## STATED GOAL
In the listing below, count each line containing "προκαλεί" and answer with the count only.

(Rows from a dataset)
((

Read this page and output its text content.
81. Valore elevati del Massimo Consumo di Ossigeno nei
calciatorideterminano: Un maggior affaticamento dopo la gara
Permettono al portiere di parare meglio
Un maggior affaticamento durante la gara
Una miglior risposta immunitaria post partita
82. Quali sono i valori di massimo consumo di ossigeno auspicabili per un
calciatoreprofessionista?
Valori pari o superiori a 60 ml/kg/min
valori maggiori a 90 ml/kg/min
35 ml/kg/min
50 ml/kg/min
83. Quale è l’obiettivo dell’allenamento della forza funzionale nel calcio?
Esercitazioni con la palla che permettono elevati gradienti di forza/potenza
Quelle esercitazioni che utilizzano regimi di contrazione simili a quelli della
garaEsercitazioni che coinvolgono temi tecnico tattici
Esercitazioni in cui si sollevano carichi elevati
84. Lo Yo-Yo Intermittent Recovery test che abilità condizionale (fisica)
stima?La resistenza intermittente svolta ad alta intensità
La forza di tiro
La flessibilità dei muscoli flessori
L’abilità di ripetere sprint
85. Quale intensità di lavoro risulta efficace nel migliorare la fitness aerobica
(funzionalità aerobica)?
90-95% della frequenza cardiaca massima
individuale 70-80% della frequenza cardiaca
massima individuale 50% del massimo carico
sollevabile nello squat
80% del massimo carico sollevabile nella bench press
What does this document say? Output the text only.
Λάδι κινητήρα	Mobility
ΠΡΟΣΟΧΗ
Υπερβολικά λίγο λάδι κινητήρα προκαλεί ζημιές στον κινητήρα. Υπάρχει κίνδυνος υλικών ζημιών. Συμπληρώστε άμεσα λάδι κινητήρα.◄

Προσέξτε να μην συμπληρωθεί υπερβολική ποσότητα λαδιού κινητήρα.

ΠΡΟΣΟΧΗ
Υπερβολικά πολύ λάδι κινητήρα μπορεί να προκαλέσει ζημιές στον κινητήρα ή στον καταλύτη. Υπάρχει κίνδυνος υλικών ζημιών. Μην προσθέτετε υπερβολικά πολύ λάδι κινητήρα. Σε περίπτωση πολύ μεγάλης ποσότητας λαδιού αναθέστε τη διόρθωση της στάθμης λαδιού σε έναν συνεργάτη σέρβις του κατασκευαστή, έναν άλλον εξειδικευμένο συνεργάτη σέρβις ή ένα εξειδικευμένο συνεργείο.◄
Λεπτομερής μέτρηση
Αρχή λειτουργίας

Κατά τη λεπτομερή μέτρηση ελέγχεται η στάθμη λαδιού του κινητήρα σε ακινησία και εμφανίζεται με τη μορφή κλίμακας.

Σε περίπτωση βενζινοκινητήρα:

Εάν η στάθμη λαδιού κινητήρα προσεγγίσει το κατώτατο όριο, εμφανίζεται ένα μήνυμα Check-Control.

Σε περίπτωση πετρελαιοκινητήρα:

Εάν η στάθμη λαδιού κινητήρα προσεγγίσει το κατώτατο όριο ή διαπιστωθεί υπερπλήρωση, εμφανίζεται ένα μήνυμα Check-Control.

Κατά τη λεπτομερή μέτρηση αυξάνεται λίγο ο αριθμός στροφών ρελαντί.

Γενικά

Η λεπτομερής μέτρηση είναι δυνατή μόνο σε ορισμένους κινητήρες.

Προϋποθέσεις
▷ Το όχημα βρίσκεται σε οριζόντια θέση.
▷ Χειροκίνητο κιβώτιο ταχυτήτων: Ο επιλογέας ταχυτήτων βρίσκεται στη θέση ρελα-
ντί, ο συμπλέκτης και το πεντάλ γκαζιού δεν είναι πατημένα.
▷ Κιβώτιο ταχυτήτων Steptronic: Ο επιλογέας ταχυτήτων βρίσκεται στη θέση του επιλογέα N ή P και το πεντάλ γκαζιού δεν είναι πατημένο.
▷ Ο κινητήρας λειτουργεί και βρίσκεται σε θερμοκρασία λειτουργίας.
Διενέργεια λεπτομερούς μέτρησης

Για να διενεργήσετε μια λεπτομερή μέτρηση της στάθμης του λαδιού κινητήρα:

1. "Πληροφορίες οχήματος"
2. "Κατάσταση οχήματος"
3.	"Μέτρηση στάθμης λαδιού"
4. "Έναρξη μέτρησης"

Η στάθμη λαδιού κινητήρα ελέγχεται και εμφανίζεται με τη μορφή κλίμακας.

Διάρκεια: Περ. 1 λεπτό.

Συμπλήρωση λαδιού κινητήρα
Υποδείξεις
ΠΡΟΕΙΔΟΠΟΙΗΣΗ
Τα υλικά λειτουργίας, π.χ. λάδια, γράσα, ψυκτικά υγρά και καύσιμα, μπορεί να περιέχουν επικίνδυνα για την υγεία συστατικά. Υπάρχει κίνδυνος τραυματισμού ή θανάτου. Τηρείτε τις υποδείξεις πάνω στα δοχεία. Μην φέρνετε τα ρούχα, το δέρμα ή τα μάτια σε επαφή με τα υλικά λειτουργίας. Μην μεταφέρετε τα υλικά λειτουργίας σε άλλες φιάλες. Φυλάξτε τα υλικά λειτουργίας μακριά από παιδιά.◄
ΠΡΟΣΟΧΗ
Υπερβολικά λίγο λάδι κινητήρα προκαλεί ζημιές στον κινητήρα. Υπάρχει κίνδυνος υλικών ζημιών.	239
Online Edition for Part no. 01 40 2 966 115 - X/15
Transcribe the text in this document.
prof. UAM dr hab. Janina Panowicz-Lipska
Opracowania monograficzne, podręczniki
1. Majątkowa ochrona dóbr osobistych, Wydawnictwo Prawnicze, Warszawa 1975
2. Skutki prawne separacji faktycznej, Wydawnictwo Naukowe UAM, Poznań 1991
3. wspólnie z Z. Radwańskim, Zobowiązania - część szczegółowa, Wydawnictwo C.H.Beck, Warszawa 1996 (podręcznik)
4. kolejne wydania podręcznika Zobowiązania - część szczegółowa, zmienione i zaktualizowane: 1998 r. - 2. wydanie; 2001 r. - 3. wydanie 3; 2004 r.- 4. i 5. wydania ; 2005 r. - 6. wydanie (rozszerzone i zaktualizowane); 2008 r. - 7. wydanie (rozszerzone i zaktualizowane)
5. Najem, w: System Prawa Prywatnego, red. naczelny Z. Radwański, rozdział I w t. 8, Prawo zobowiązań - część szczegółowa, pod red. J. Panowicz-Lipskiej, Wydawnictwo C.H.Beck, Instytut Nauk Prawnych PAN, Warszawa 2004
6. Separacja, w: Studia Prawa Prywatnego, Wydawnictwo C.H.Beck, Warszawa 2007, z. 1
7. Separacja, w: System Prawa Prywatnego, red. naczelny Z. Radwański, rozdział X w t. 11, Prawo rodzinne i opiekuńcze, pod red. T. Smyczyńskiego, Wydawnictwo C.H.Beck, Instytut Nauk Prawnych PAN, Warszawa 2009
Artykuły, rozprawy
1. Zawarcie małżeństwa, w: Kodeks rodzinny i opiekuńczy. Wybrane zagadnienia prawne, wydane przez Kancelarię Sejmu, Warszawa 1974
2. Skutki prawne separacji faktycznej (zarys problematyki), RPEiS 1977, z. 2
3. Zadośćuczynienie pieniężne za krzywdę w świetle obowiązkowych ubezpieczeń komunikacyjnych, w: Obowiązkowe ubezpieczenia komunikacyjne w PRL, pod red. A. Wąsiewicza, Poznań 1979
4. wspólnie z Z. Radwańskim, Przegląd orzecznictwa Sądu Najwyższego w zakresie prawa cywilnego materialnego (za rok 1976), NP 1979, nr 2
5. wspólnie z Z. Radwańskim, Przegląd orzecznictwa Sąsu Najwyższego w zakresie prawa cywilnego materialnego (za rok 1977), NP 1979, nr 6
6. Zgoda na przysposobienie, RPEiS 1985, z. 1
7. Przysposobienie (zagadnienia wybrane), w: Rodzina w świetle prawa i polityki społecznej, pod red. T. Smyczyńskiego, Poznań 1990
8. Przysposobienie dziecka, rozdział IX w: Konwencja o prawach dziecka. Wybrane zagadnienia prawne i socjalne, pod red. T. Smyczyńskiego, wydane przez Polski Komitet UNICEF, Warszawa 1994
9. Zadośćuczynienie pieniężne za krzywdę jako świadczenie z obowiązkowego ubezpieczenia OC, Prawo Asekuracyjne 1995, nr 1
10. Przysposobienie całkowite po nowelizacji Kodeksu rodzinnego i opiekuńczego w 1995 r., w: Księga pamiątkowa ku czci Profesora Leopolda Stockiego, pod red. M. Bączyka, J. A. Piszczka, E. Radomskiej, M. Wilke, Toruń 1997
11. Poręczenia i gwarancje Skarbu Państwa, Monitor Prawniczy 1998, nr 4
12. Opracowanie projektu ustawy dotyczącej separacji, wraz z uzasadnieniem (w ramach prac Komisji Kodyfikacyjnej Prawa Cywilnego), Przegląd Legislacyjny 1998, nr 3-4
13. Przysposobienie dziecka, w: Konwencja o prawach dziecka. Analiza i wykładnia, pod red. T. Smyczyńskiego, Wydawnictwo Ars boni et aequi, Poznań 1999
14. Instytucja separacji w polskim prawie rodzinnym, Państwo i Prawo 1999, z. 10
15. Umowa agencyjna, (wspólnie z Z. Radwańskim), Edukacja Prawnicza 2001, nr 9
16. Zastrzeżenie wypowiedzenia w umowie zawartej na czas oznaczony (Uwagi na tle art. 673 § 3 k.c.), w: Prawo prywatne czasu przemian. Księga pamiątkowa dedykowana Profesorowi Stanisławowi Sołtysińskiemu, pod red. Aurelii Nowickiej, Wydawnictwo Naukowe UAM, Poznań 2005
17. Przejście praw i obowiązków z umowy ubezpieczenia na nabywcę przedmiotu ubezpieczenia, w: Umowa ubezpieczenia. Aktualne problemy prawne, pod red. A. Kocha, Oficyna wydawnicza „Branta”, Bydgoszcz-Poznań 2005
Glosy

))

## RESULT FOR THIS EXERCISE
2